## Exercise requirements
Search the listing below for the word "nthai" and copy each line that holds it.

## Data in this exercise
_ _ _ _ _ _ _

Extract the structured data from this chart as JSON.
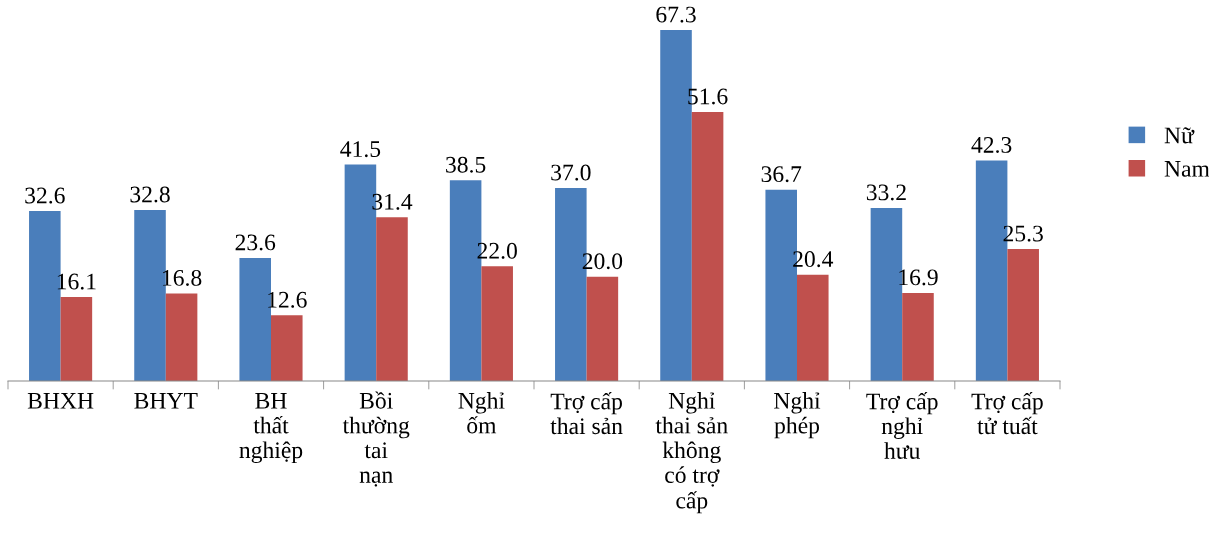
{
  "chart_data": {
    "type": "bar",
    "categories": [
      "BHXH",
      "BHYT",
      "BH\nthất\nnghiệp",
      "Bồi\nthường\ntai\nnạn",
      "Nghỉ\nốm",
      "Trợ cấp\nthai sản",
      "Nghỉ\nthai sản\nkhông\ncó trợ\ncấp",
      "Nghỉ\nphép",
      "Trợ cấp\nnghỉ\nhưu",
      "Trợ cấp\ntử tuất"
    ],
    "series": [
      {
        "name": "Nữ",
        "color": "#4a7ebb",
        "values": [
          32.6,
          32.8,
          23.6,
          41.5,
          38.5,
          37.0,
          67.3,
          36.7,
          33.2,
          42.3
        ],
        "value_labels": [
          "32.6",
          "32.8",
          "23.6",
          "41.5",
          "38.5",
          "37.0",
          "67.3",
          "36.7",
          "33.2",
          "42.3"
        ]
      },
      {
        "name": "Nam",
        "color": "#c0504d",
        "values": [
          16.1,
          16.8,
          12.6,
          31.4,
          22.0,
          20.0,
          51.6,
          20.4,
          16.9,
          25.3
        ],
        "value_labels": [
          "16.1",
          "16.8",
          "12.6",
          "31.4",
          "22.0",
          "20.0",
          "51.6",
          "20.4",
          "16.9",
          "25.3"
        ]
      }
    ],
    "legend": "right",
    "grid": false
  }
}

_ _ _ _ _ _ _

## Final answer
      "Trợ cấp\nthai sản",
      "Nghỉ\nthai sản\nkhông\ncó trợ\ncấp",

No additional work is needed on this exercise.